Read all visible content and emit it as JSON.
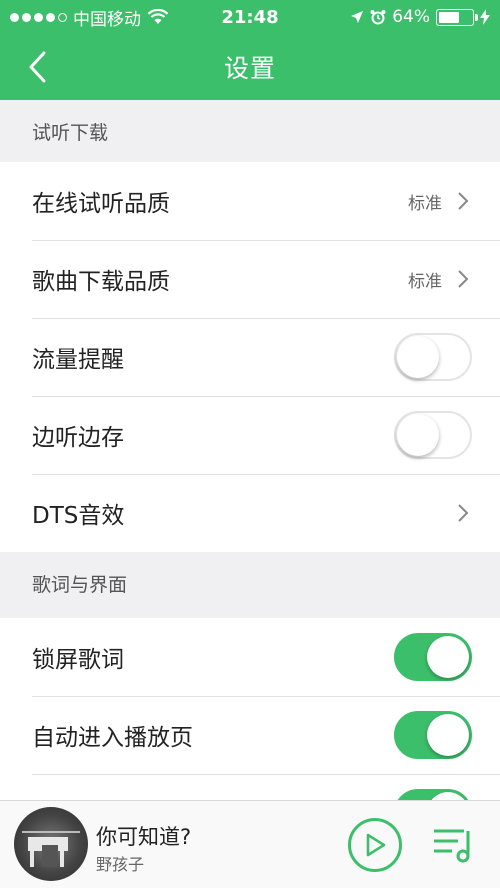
{
  "status_bar": {
    "carrier": "中国移动",
    "time": "21:48",
    "battery": "64%",
    "battery_level": 0.64
  },
  "nav": {
    "title": "设置"
  },
  "sections": {
    "trial_download": {
      "header": "试听下载",
      "online_quality": {
        "label": "在线试听品质",
        "value": "标准"
      },
      "download_quality": {
        "label": "歌曲下载品质",
        "value": "标准"
      },
      "data_alert": {
        "label": "流量提醒",
        "on": false
      },
      "listen_save": {
        "label": "边听边存",
        "on": false
      },
      "dts": {
        "label": "DTS音效"
      }
    },
    "lyrics_ui": {
      "header": "歌词与界面",
      "lockscreen_lyrics": {
        "label": "锁屏歌词",
        "on": true
      },
      "auto_play_page": {
        "label": "自动进入播放页",
        "on": true
      },
      "partial_row": {
        "on": true
      }
    }
  },
  "player": {
    "song_title": "你可知道?",
    "artist": "野孩子"
  },
  "colors": {
    "accent": "#3cbf6a",
    "background": "#f0f0f2"
  },
  "icons": [
    "signal-dots-icon",
    "wifi-icon",
    "location-icon",
    "alarm-icon",
    "battery-icon",
    "charging-icon",
    "back-chevron-icon",
    "chevron-right-icon",
    "play-icon",
    "playlist-icon"
  ]
}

::::

EXERCISE REQUIREMENTS: Pull out every line of the entries that includes the word "label".

FINAL RESULT:
        "label": "在线试听品质",
        "label": "歌曲下载品质",
        "label": "流量提醒",
        "label": "边听边存",
        "label": "DTS音效"
        "label": "锁屏歌词",
        "label": "自动进入播放页",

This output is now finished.